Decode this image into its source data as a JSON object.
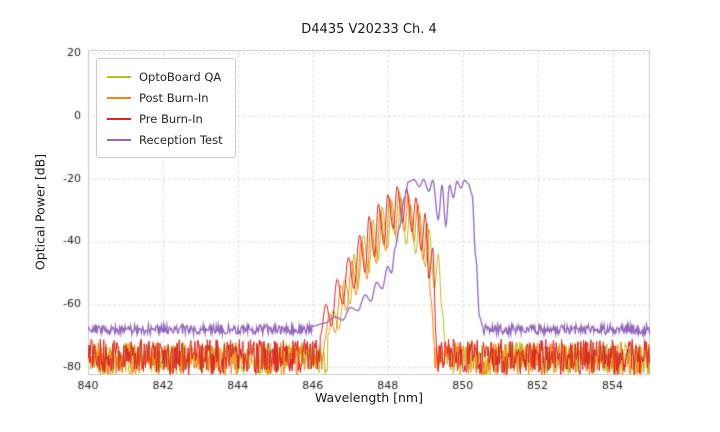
{
  "chart_data": {
    "type": "line",
    "title": "D4435 V20233 Ch. 4",
    "xlabel": "Wavelength [nm]",
    "ylabel": "Optical Power [dB]",
    "xlim": [
      840,
      855
    ],
    "ylim": [
      -82.5,
      21
    ],
    "xticks": [
      840,
      842,
      844,
      846,
      848,
      850,
      852,
      854
    ],
    "yticks": [
      20,
      0,
      -20,
      -40,
      -60,
      -80
    ],
    "grid": true,
    "grid_color": "#cfcfcf",
    "spine_color": "#cccccc",
    "legend_position": "upper-left",
    "noise_seed": 42,
    "series": [
      {
        "name": "OptoBoard QA",
        "color": "#bcbd22",
        "noise": {
          "lo": -82.5,
          "hi": -72
        },
        "signal": [
          [
            846.4,
            -70
          ],
          [
            846.55,
            -62
          ],
          [
            846.7,
            -68
          ],
          [
            846.85,
            -52
          ],
          [
            847.0,
            -60
          ],
          [
            847.1,
            -44
          ],
          [
            847.2,
            -55
          ],
          [
            847.35,
            -38
          ],
          [
            847.5,
            -50
          ],
          [
            847.6,
            -33
          ],
          [
            847.75,
            -46
          ],
          [
            847.85,
            -29
          ],
          [
            848.0,
            -42
          ],
          [
            848.1,
            -27
          ],
          [
            848.25,
            -40
          ],
          [
            848.35,
            -26
          ],
          [
            848.5,
            -41
          ],
          [
            848.6,
            -28
          ],
          [
            848.75,
            -44
          ],
          [
            848.85,
            -31
          ],
          [
            849.0,
            -48
          ],
          [
            849.1,
            -36
          ],
          [
            849.25,
            -55
          ],
          [
            849.35,
            -44
          ],
          [
            849.45,
            -62
          ],
          [
            849.55,
            -74
          ]
        ]
      },
      {
        "name": "Post Burn-In",
        "color": "#ff7f0e",
        "noise": {
          "lo": -82.5,
          "hi": -72
        },
        "signal": [
          [
            846.3,
            -72
          ],
          [
            846.45,
            -63
          ],
          [
            846.6,
            -69
          ],
          [
            846.75,
            -54
          ],
          [
            846.9,
            -62
          ],
          [
            847.05,
            -46
          ],
          [
            847.15,
            -57
          ],
          [
            847.3,
            -40
          ],
          [
            847.45,
            -52
          ],
          [
            847.55,
            -34
          ],
          [
            847.7,
            -47
          ],
          [
            847.8,
            -30
          ],
          [
            847.95,
            -43
          ],
          [
            848.05,
            -26
          ],
          [
            848.2,
            -38
          ],
          [
            848.3,
            -24
          ],
          [
            848.45,
            -37
          ],
          [
            848.55,
            -25
          ],
          [
            848.7,
            -40
          ],
          [
            848.8,
            -28
          ],
          [
            848.95,
            -46
          ],
          [
            849.05,
            -34
          ],
          [
            849.15,
            -58
          ],
          [
            849.25,
            -73
          ]
        ]
      },
      {
        "name": "Pre Burn-In",
        "color": "#d62728",
        "noise": {
          "lo": -82.5,
          "hi": -71
        },
        "signal": [
          [
            846.2,
            -70
          ],
          [
            846.35,
            -60
          ],
          [
            846.5,
            -67
          ],
          [
            846.65,
            -52
          ],
          [
            846.8,
            -60
          ],
          [
            846.95,
            -45
          ],
          [
            847.1,
            -55
          ],
          [
            847.25,
            -38
          ],
          [
            847.4,
            -50
          ],
          [
            847.5,
            -32
          ],
          [
            847.65,
            -45
          ],
          [
            847.75,
            -28
          ],
          [
            847.9,
            -41
          ],
          [
            848.0,
            -25
          ],
          [
            848.15,
            -36
          ],
          [
            848.25,
            -22.5
          ],
          [
            848.4,
            -34
          ],
          [
            848.5,
            -23
          ],
          [
            848.65,
            -37
          ],
          [
            848.75,
            -26
          ],
          [
            848.9,
            -43
          ],
          [
            849.0,
            -31
          ],
          [
            849.1,
            -52
          ],
          [
            849.2,
            -42
          ],
          [
            849.3,
            -72
          ]
        ]
      },
      {
        "name": "Reception Test",
        "color": "#9467bd",
        "noise": {
          "lo": -69.6,
          "hi": -66.4
        },
        "signal": [
          [
            846.0,
            -67
          ],
          [
            846.3,
            -66
          ],
          [
            846.6,
            -64
          ],
          [
            846.8,
            -65
          ],
          [
            847.0,
            -61
          ],
          [
            847.2,
            -62
          ],
          [
            847.4,
            -57
          ],
          [
            847.55,
            -59
          ],
          [
            847.7,
            -53
          ],
          [
            847.85,
            -55
          ],
          [
            848.0,
            -48
          ],
          [
            848.1,
            -50
          ],
          [
            848.2,
            -42
          ],
          [
            848.3,
            -36
          ],
          [
            848.45,
            -26
          ],
          [
            848.55,
            -21
          ],
          [
            848.7,
            -20.3
          ],
          [
            848.85,
            -22.5
          ],
          [
            848.95,
            -20.2
          ],
          [
            849.1,
            -24
          ],
          [
            849.2,
            -20.5
          ],
          [
            849.35,
            -33
          ],
          [
            849.45,
            -22
          ],
          [
            849.55,
            -35
          ],
          [
            849.65,
            -22
          ],
          [
            849.75,
            -26
          ],
          [
            849.85,
            -20.8
          ],
          [
            849.95,
            -23
          ],
          [
            850.05,
            -20.5
          ],
          [
            850.15,
            -21.5
          ],
          [
            850.25,
            -25
          ],
          [
            850.35,
            -45
          ],
          [
            850.45,
            -64
          ],
          [
            850.55,
            -67.5
          ]
        ]
      }
    ]
  }
}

- [Stated exercise] Copy the records above exactly, leaving out every picture.

- [Task solution]
Decode this image into its source data as a JSON object.
{
  "chart_data": {
    "type": "line",
    "title": "D4435 V20233 Ch. 4",
    "xlabel": "Wavelength [nm]",
    "ylabel": "Optical Power [dB]",
    "xlim": [
      840,
      855
    ],
    "ylim": [
      -82.5,
      21
    ],
    "xticks": [
      840,
      842,
      844,
      846,
      848,
      850,
      852,
      854
    ],
    "yticks": [
      20,
      0,
      -20,
      -40,
      -60,
      -80
    ],
    "grid": true,
    "grid_color": "#cfcfcf",
    "spine_color": "#cccccc",
    "legend_position": "upper-left",
    "noise_seed": 42,
    "series": [
      {
        "name": "OptoBoard QA",
        "color": "#bcbd22",
        "noise": {
          "lo": -82.5,
          "hi": -72
        },
        "signal": [
          [
            846.4,
            -70
          ],
          [
            846.55,
            -62
          ],
          [
            846.7,
            -68
          ],
          [
            846.85,
            -52
          ],
          [
            847.0,
            -60
          ],
          [
            847.1,
            -44
          ],
          [
            847.2,
            -55
          ],
          [
            847.35,
            -38
          ],
          [
            847.5,
            -50
          ],
          [
            847.6,
            -33
          ],
          [
            847.75,
            -46
          ],
          [
            847.85,
            -29
          ],
          [
            848.0,
            -42
          ],
          [
            848.1,
            -27
          ],
          [
            848.25,
            -40
          ],
          [
            848.35,
            -26
          ],
          [
            848.5,
            -41
          ],
          [
            848.6,
            -28
          ],
          [
            848.75,
            -44
          ],
          [
            848.85,
            -31
          ],
          [
            849.0,
            -48
          ],
          [
            849.1,
            -36
          ],
          [
            849.25,
            -55
          ],
          [
            849.35,
            -44
          ],
          [
            849.45,
            -62
          ],
          [
            849.55,
            -74
          ]
        ]
      },
      {
        "name": "Post Burn-In",
        "color": "#ff7f0e",
        "noise": {
          "lo": -82.5,
          "hi": -72
        },
        "signal": [
          [
            846.3,
            -72
          ],
          [
            846.45,
            -63
          ],
          [
            846.6,
            -69
          ],
          [
            846.75,
            -54
          ],
          [
            846.9,
            -62
          ],
          [
            847.05,
            -46
          ],
          [
            847.15,
            -57
          ],
          [
            847.3,
            -40
          ],
          [
            847.45,
            -52
          ],
          [
            847.55,
            -34
          ],
          [
            847.7,
            -47
          ],
          [
            847.8,
            -30
          ],
          [
            847.95,
            -43
          ],
          [
            848.05,
            -26
          ],
          [
            848.2,
            -38
          ],
          [
            848.3,
            -24
          ],
          [
            848.45,
            -37
          ],
          [
            848.55,
            -25
          ],
          [
            848.7,
            -40
          ],
          [
            848.8,
            -28
          ],
          [
            848.95,
            -46
          ],
          [
            849.05,
            -34
          ],
          [
            849.15,
            -58
          ],
          [
            849.25,
            -73
          ]
        ]
      },
      {
        "name": "Pre Burn-In",
        "color": "#d62728",
        "noise": {
          "lo": -82.5,
          "hi": -71
        },
        "signal": [
          [
            846.2,
            -70
          ],
          [
            846.35,
            -60
          ],
          [
            846.5,
            -67
          ],
          [
            846.65,
            -52
          ],
          [
            846.8,
            -60
          ],
          [
            846.95,
            -45
          ],
          [
            847.1,
            -55
          ],
          [
            847.25,
            -38
          ],
          [
            847.4,
            -50
          ],
          [
            847.5,
            -32
          ],
          [
            847.65,
            -45
          ],
          [
            847.75,
            -28
          ],
          [
            847.9,
            -41
          ],
          [
            848.0,
            -25
          ],
          [
            848.15,
            -36
          ],
          [
            848.25,
            -22.5
          ],
          [
            848.4,
            -34
          ],
          [
            848.5,
            -23
          ],
          [
            848.65,
            -37
          ],
          [
            848.75,
            -26
          ],
          [
            848.9,
            -43
          ],
          [
            849.0,
            -31
          ],
          [
            849.1,
            -52
          ],
          [
            849.2,
            -42
          ],
          [
            849.3,
            -72
          ]
        ]
      },
      {
        "name": "Reception Test",
        "color": "#9467bd",
        "noise": {
          "lo": -69.6,
          "hi": -66.4
        },
        "signal": [
          [
            846.0,
            -67
          ],
          [
            846.3,
            -66
          ],
          [
            846.6,
            -64
          ],
          [
            846.8,
            -65
          ],
          [
            847.0,
            -61
          ],
          [
            847.2,
            -62
          ],
          [
            847.4,
            -57
          ],
          [
            847.55,
            -59
          ],
          [
            847.7,
            -53
          ],
          [
            847.85,
            -55
          ],
          [
            848.0,
            -48
          ],
          [
            848.1,
            -50
          ],
          [
            848.2,
            -42
          ],
          [
            848.3,
            -36
          ],
          [
            848.45,
            -26
          ],
          [
            848.55,
            -21
          ],
          [
            848.7,
            -20.3
          ],
          [
            848.85,
            -22.5
          ],
          [
            848.95,
            -20.2
          ],
          [
            849.1,
            -24
          ],
          [
            849.2,
            -20.5
          ],
          [
            849.35,
            -33
          ],
          [
            849.45,
            -22
          ],
          [
            849.55,
            -35
          ],
          [
            849.65,
            -22
          ],
          [
            849.75,
            -26
          ],
          [
            849.85,
            -20.8
          ],
          [
            849.95,
            -23
          ],
          [
            850.05,
            -20.5
          ],
          [
            850.15,
            -21.5
          ],
          [
            850.25,
            -25
          ],
          [
            850.35,
            -45
          ],
          [
            850.45,
            -64
          ],
          [
            850.55,
            -67.5
          ]
        ]
      }
    ]
  }
}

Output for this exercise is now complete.